Collection entries
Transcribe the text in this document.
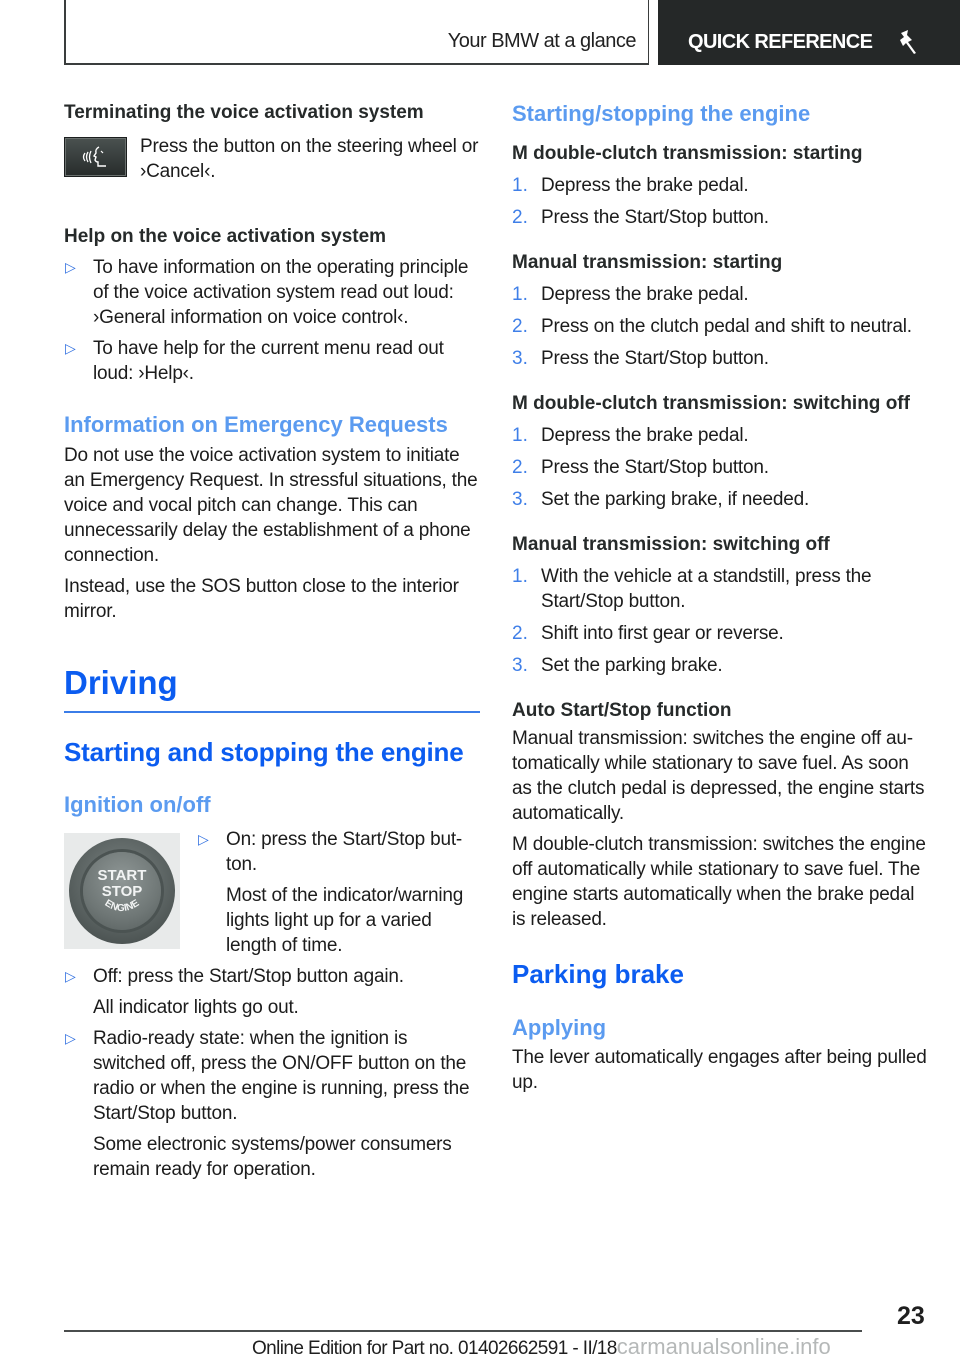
Your BMW at a glance	QUICK REFERENCE
Terminating the voice activation system
Press the button on the steering wheel or ›Cancel‹.
Help on the voice activation system
▷ To have information on the operating principle of the voice activation system read out loud: ›General information on voice control‹.
▷ To have help for the current menu read out loud: ›Help‹.
Information on Emergency Requests
Do not use the voice activation system to initiate an Emergency Request. In stressful situations, the voice and vocal pitch can change. This can unnecessarily delay the establishment of a phone connection.
Instead, use the SOS button close to the interior mirror.
Driving
Starting and stopping the engine
Ignition on/off
START
STOP
ENGINE
▷ On: press the Start/Stop button.
Most of the indicator/warning lights light up for a varied length of time.
▷ Off: press the Start/Stop button again.
All indicator lights go out.
▷ Radio-ready state: when the ignition is switched off, press the ON/OFF button on the radio or when the engine is running, press the Start/Stop button.
Some electronic systems/power consumers remain ready for operation.
Starting/stopping the engine
M double-clutch transmission: starting
1. Depress the brake pedal.
2. Press the Start/Stop button.
Manual transmission: starting
1. Depress the brake pedal.
2. Press on the clutch pedal and shift to neutral.
3. Press the Start/Stop button.
M double-clutch transmission: switching off
1. Depress the brake pedal.
2. Press the Start/Stop button.
3. Set the parking brake, if needed.
Manual transmission: switching off
1. With the vehicle at a standstill, press the Start/Stop button.
2. Shift into first gear or reverse.
3. Set the parking brake.
Auto Start/Stop function
Manual transmission: switches the engine off automatically while stationary to save fuel. As soon as the clutch pedal is depressed, the engine starts automatically.
M double-clutch transmission: switches the engine off automatically while stationary to save fuel. The engine starts automatically when the brake pedal is released.
Parking brake
Applying
The lever automatically engages after being pulled up.
23
Online Edition for Part no. 01402662591 - II/18carmanualsonline.info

What you need to do – Using the records above, find and show each line with the string "stopping".

Solution below –
Starting and stopping the engine
Starting/stopping the engine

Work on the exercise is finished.